* What to work on: Strip the pictures and reproduce the rest of the listing exactly.

* Material:
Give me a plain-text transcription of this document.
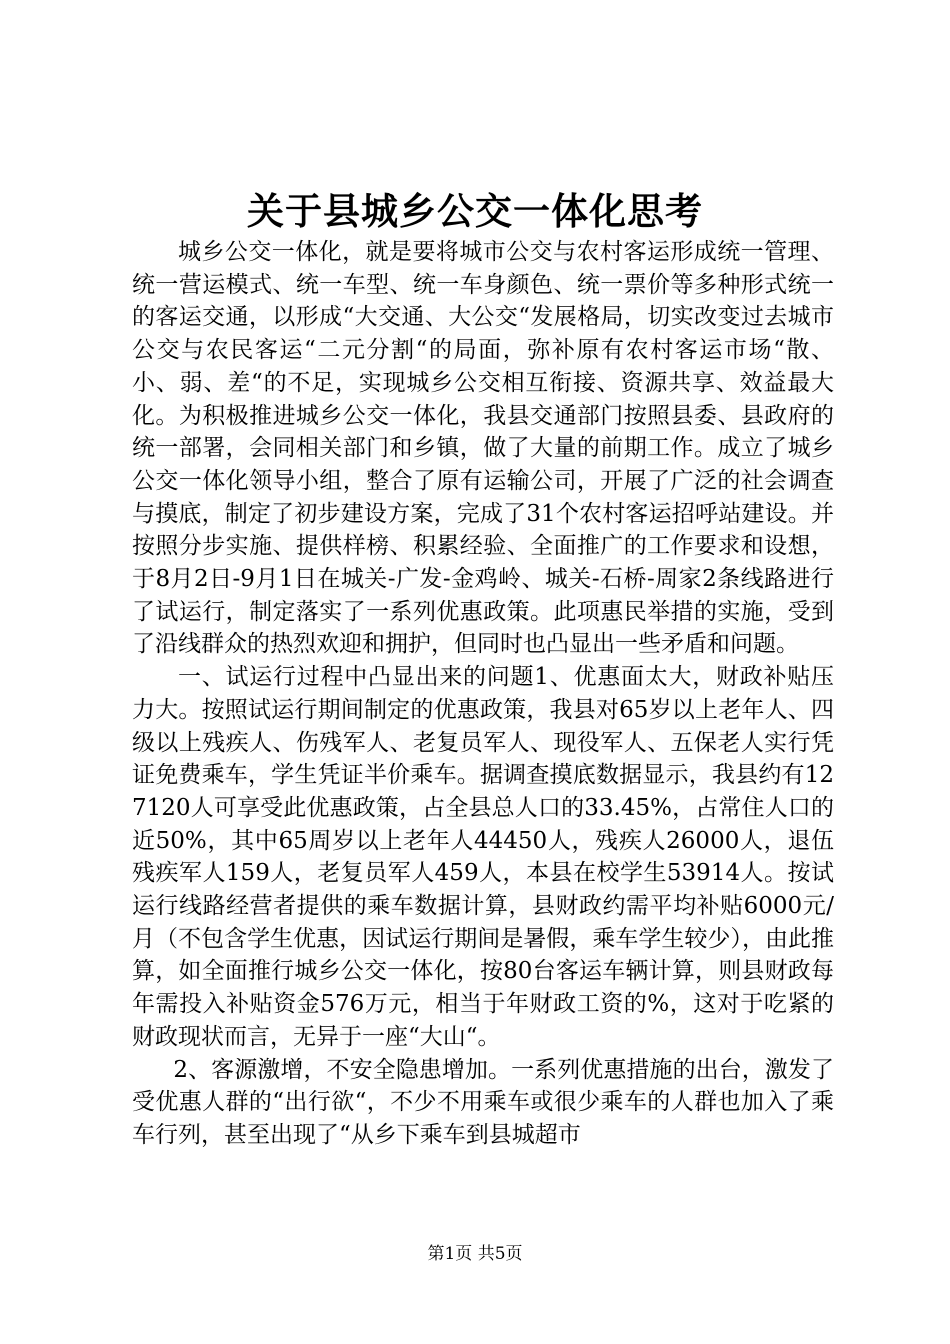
关于县城乡公交一体化思考

城乡公交一体化，就是要将城市公交与农村客运形成统一管理、统一营运模式、统一车型、统一车身颜色、统一票价等多种形式统一的客运交通，以形成“大交通、大公交“发展格局，切实改变过去城市公交与农民客运“二元分割“的局面，弥补原有农村客运市场“散、小、弱、差“的不足，实现城乡公交相互衔接、资源共享、效益最大化。为积极推进城乡公交一体化，我县交通部门按照县委、县政府的统一部署，会同相关部门和乡镇，做了大量的前期工作。成立了城乡公交一体化领导小组，整合了原有运输公司，开展了广泛的社会调查与摸底，制定了初步建设方案，完成了31个农村客运招呼站建设。并按照分步实施、提供样榜、积累经验、全面推广的工作要求和设想，于8月2日-9月1日在城关-广发-金鸡岭、城关-石桥-周家2条线路进行了试运行，制定落实了一系列优惠政策。此项惠民举措的实施，受到了沿线群众的热烈欢迎和拥护，但同时也凸显出一些矛盾和问题。

一、试运行过程中凸显出来的问题1、优惠面太大，财政补贴压力大。按照试运行期间制定的优惠政策，我县对65岁以上老年人、四级以上残疾人、伤残军人、老复员军人、现役军人、五保老人实行凭证免费乘车，学生凭证半价乘车。据调查摸底数据显示，我县约有127120人可享受此优惠政策，占全县总人口的33.45%，占常住人口的近50%，其中65周岁以上老年人44450人，残疾人26000人，退伍残疾军人159人，老复员军人459人，本县在校学生53914人。按试运行线路经营者提供的乘车数据计算，县财政约需平均补贴6000元/月（不包含学生优惠，因试运行期间是暑假，乘车学生较少），由此推算，如全面推行城乡公交一体化，按80台客运车辆计算，则县财政每年需投入补贴资金576万元，相当于年财政工资的%，这对于吃紧的财政现状而言，无异于一座“大山“。

2、客源激增，不安全隐患增加。一系列优惠措施的出台，激发了受优惠人群的“出行欲“，不少不用乘车或很少乘车的人群也加入了乘车行列，甚至出现了“从乡下乘车到县城超市

第1页 共5页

* Answer for this exercise:
Give me a plain-text transcription of this document.
关于县城乡公交一体化思考

城乡公交一体化，就是要将城市公交与农村客运形成统一管理、统一营运模式、统一车型、统一车身颜色、统一票价等多种形式统一的客运交通，以形成“大交通、大公交“发展格局，切实改变过去城市公交与农民客运“二元分割“的局面，弥补原有农村客运市场“散、小、弱、差“的不足，实现城乡公交相互衔接、资源共享、效益最大化。为积极推进城乡公交一体化，我县交通部门按照县委、县政府的统一部署，会同相关部门和乡镇，做了大量的前期工作。成立了城乡公交一体化领导小组，整合了原有运输公司，开展了广泛的社会调查与摸底，制定了初步建设方案，完成了31个农村客运招呼站建设。并按照分步实施、提供样榜、积累经验、全面推广的工作要求和设想，于8月2日-9月1日在城关-广发-金鸡岭、城关-石桥-周家2条线路进行了试运行，制定落实了一系列优惠政策。此项惠民举措的实施，受到了沿线群众的热烈欢迎和拥护，但同时也凸显出一些矛盾和问题。

一、试运行过程中凸显出来的问题1、优惠面太大，财政补贴压力大。按照试运行期间制定的优惠政策，我县对65岁以上老年人、四级以上残疾人、伤残军人、老复员军人、现役军人、五保老人实行凭证免费乘车，学生凭证半价乘车。据调查摸底数据显示，我县约有127120人可享受此优惠政策，占全县总人口的33.45%，占常住人口的近50%，其中65周岁以上老年人44450人，残疾人26000人，退伍残疾军人159人，老复员军人459人，本县在校学生53914人。按试运行线路经营者提供的乘车数据计算，县财政约需平均补贴6000元/月（不包含学生优惠，因试运行期间是暑假，乘车学生较少），由此推算，如全面推行城乡公交一体化，按80台客运车辆计算，则县财政每年需投入补贴资金576万元，相当于年财政工资的%，这对于吃紧的财政现状而言，无异于一座“大山“。

2、客源激增，不安全隐患增加。一系列优惠措施的出台，激发了受优惠人群的“出行欲“，不少不用乘车或很少乘车的人群也加入了乘车行列，甚至出现了“从乡下乘车到县城超市

第1页 共5页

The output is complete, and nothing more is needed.